Exercise
Write out the data below in full, unchanged, minus the images.

··· Available data

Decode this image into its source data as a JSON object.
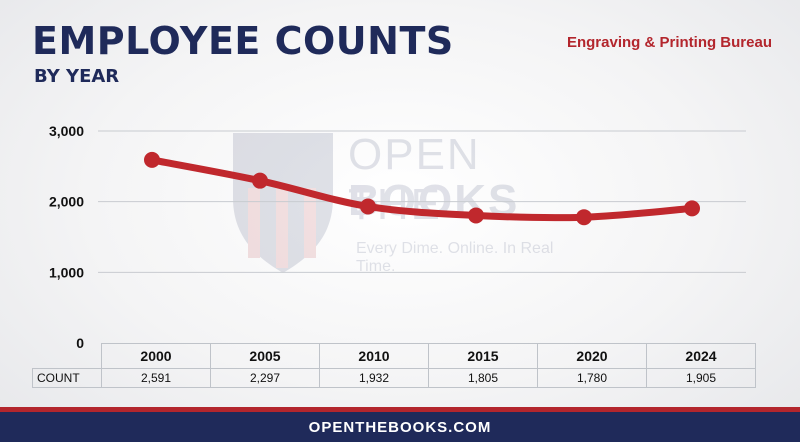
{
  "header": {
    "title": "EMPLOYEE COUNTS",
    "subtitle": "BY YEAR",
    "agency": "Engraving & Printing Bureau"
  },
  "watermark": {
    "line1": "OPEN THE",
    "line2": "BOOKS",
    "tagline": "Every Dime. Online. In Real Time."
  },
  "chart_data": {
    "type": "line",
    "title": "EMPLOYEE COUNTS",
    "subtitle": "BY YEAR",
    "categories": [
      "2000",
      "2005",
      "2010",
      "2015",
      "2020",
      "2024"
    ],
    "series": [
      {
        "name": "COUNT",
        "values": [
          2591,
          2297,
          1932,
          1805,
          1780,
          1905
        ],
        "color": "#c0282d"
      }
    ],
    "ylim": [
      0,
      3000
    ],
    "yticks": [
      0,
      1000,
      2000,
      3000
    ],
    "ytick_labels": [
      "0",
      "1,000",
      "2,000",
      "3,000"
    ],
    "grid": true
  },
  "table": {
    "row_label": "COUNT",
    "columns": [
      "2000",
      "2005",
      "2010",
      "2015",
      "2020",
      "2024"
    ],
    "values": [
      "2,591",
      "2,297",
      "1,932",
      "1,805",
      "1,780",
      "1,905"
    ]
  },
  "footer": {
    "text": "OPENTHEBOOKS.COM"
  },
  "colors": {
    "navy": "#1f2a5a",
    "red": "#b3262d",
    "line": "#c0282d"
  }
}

······

Result below
Decode this image into its source data as a JSON object.
{
  "header": {
    "title": "EMPLOYEE COUNTS",
    "subtitle": "BY YEAR",
    "agency": "Engraving & Printing Bureau"
  },
  "watermark": {
    "line1": "OPEN THE",
    "line2": "BOOKS",
    "tagline": "Every Dime. Online. In Real Time."
  },
  "chart_data": {
    "type": "line",
    "title": "EMPLOYEE COUNTS",
    "subtitle": "BY YEAR",
    "categories": [
      "2000",
      "2005",
      "2010",
      "2015",
      "2020",
      "2024"
    ],
    "series": [
      {
        "name": "COUNT",
        "values": [
          2591,
          2297,
          1932,
          1805,
          1780,
          1905
        ],
        "color": "#c0282d"
      }
    ],
    "ylim": [
      0,
      3000
    ],
    "yticks": [
      0,
      1000,
      2000,
      3000
    ],
    "ytick_labels": [
      "0",
      "1,000",
      "2,000",
      "3,000"
    ],
    "grid": true
  },
  "table": {
    "row_label": "COUNT",
    "columns": [
      "2000",
      "2005",
      "2010",
      "2015",
      "2020",
      "2024"
    ],
    "values": [
      "2,591",
      "2,297",
      "1,932",
      "1,805",
      "1,780",
      "1,905"
    ]
  },
  "footer": {
    "text": "OPENTHEBOOKS.COM"
  },
  "colors": {
    "navy": "#1f2a5a",
    "red": "#b3262d",
    "line": "#c0282d"
  }
}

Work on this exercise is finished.